__EXERCISE__. Wherever "größeren" appears in a line, copy that line.

__PROVIDED MATERIAL__.
»»

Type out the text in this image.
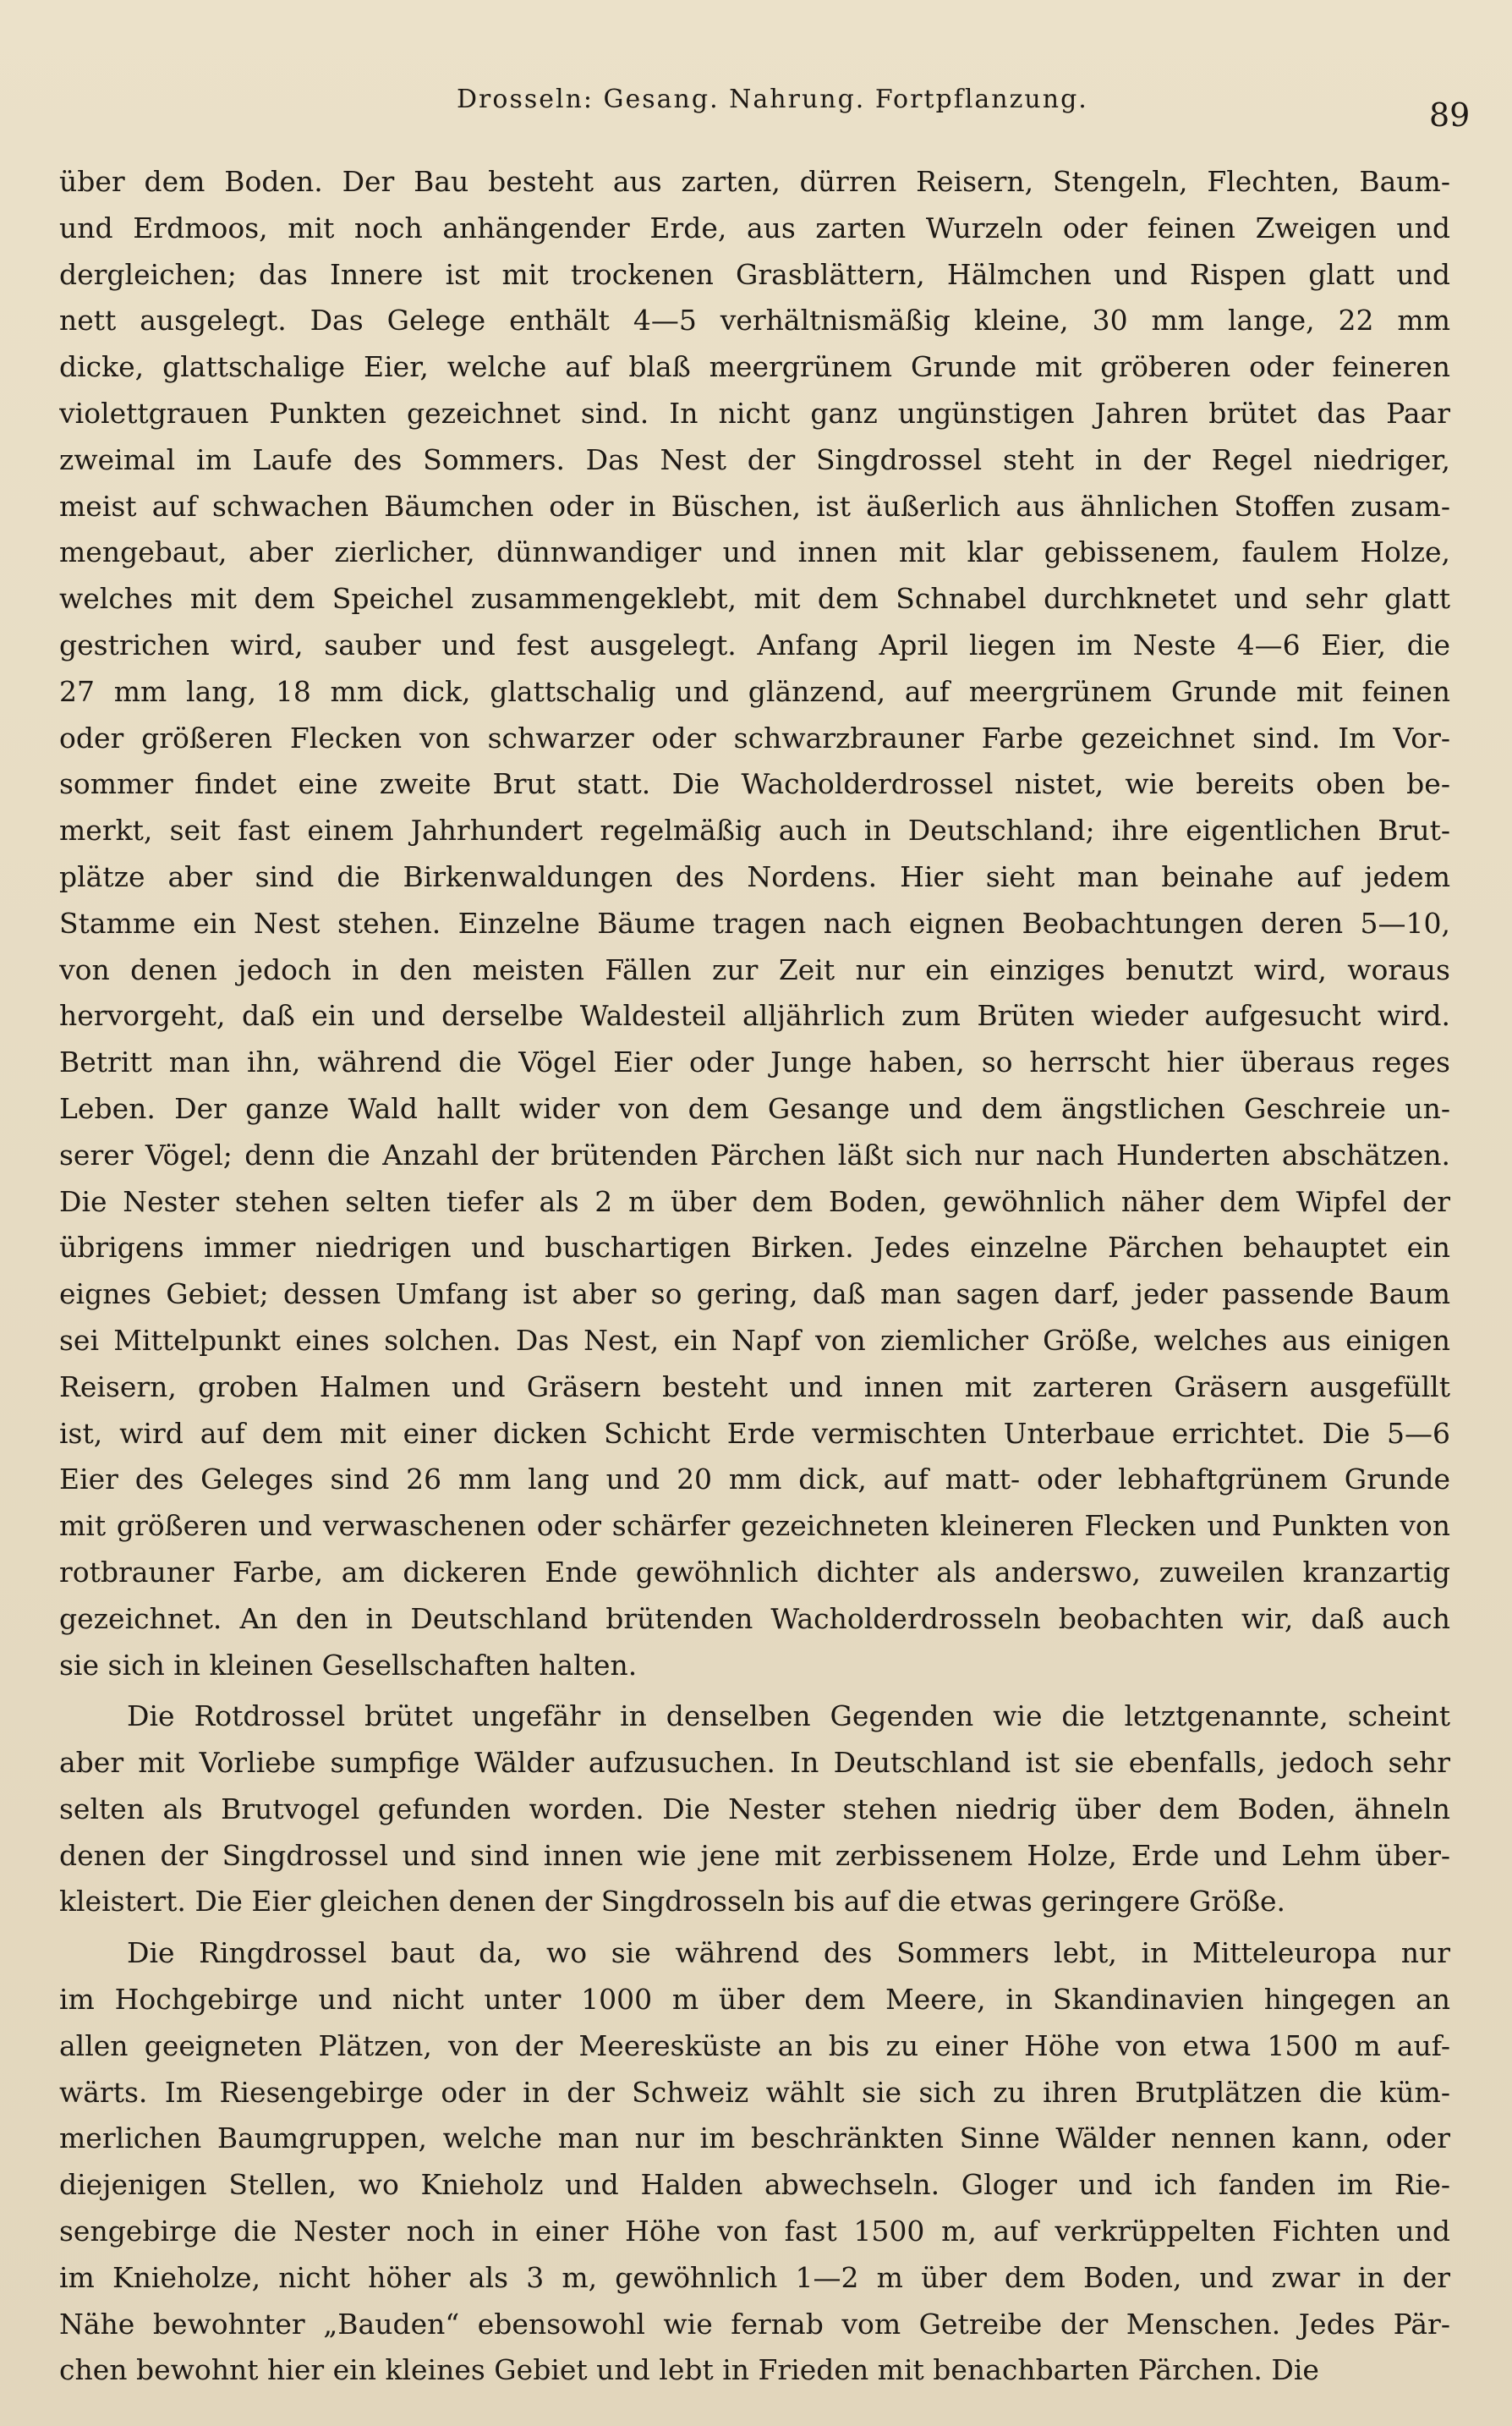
Drosseln: Gesang. Nahrung. Fortpflanzung.	89
über dem Boden. Der Bau besteht aus zarten, dürren Reisern, Stengeln, Flechten, Baum-
und Erdmoos, mit noch anhängender Erde, aus zarten Wurzeln oder feinen Zweigen und
dergleichen; das Innere ist mit trockenen Grasblättern, Hälmchen und Rispen glatt und
nett ausgelegt. Das Gelege enthält 4—5 verhältnismäßig kleine, 30 mm lange, 22 mm
dicke, glattschalige Eier, welche auf blaß meergrünem Grunde mit gröberen oder feineren
violettgrauen Punkten gezeichnet sind. In nicht ganz ungünstigen Jahren brütet das Paar
zweimal im Laufe des Sommers. Das Nest der Singdrossel steht in der Regel niedriger,
meist auf schwachen Bäumchen oder in Büschen, ist äußerlich aus ähnlichen Stoffen zusam-
mengebaut, aber zierlicher, dünnwandiger und innen mit klar gebissenem, faulem Holze,
welches mit dem Speichel zusammengeklebt, mit dem Schnabel durchknetet und sehr glatt
gestrichen wird, sauber und fest ausgelegt. Anfang April liegen im Neste 4—6 Eier, die
27 mm lang, 18 mm dick, glattschalig und glänzend, auf meergrünem Grunde mit feinen
oder größeren Flecken von schwarzer oder schwarzbrauner Farbe gezeichnet sind. Im Vor-
sommer findet eine zweite Brut statt. Die Wacholderdrossel nistet, wie bereits oben be-
merkt, seit fast einem Jahrhundert regelmäßig auch in Deutschland; ihre eigentlichen Brut-
plätze aber sind die Birkenwaldungen des Nordens. Hier sieht man beinahe auf jedem
Stamme ein Nest stehen. Einzelne Bäume tragen nach eignen Beobachtungen deren 5—10,
von denen jedoch in den meisten Fällen zur Zeit nur ein einziges benutzt wird, woraus
hervorgeht, daß ein und derselbe Waldesteil alljährlich zum Brüten wieder aufgesucht wird.
Betritt man ihn, während die Vögel Eier oder Junge haben, so herrscht hier überaus reges
Leben. Der ganze Wald hallt wider von dem Gesange und dem ängstlichen Geschreie un-
serer Vögel; denn die Anzahl der brütenden Pärchen läßt sich nur nach Hunderten abschätzen.
Die Nester stehen selten tiefer als 2 m über dem Boden, gewöhnlich näher dem Wipfel der
übrigens immer niedrigen und buschartigen Birken. Jedes einzelne Pärchen behauptet ein
eignes Gebiet; dessen Umfang ist aber so gering, daß man sagen darf, jeder passende Baum
sei Mittelpunkt eines solchen. Das Nest, ein Napf von ziemlicher Größe, welches aus einigen
Reisern, groben Halmen und Gräsern besteht und innen mit zarteren Gräsern ausgefüllt
ist, wird auf dem mit einer dicken Schicht Erde vermischten Unterbaue errichtet. Die 5—6
Eier des Geleges sind 26 mm lang und 20 mm dick, auf matt- oder lebhaftgrünem Grunde
mit größeren und verwaschenen oder schärfer gezeichneten kleineren Flecken und Punkten von
rotbrauner Farbe, am dickeren Ende gewöhnlich dichter als anderswo, zuweilen kranzartig
gezeichnet. An den in Deutschland brütenden Wacholderdrosseln beobachten wir, daß auch
sie sich in kleinen Gesellschaften halten.
Die Rotdrossel brütet ungefähr in denselben Gegenden wie die letztgenannte, scheint
aber mit Vorliebe sumpfige Wälder aufzusuchen. In Deutschland ist sie ebenfalls, jedoch sehr
selten als Brutvogel gefunden worden. Die Nester stehen niedrig über dem Boden, ähneln
denen der Singdrossel und sind innen wie jene mit zerbissenem Holze, Erde und Lehm über-
kleistert. Die Eier gleichen denen der Singdrosseln bis auf die etwas geringere Größe.
Die Ringdrossel baut da, wo sie während des Sommers lebt, in Mitteleuropa nur
im Hochgebirge und nicht unter 1000 m über dem Meere, in Skandinavien hingegen an
allen geeigneten Plätzen, von der Meeresküste an bis zu einer Höhe von etwa 1500 m auf-
wärts. Im Riesengebirge oder in der Schweiz wählt sie sich zu ihren Brutplätzen die küm-
merlichen Baumgruppen, welche man nur im beschränkten Sinne Wälder nennen kann, oder
diejenigen Stellen, wo Knieholz und Halden abwechseln. Gloger und ich fanden im Rie-
sengebirge die Nester noch in einer Höhe von fast 1500 m, auf verkrüppelten Fichten und
im Knieholze, nicht höher als 3 m, gewöhnlich 1—2 m über dem Boden, und zwar in der
Nähe bewohnter „Bauden“ ebensowohl wie fernab vom Getreibe der Menschen. Jedes Pär-
chen bewohnt hier ein kleines Gebiet und lebt in Frieden mit benachbarten Pärchen. Die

««

__ANSWER FOR THIS EXERCISE__.
oder größeren Flecken von schwarzer oder schwarzbrauner Farbe gezeichnet sind. Im Vor-
mit größeren und verwaschenen oder schärfer gezeichneten kleineren Flecken und Punkten von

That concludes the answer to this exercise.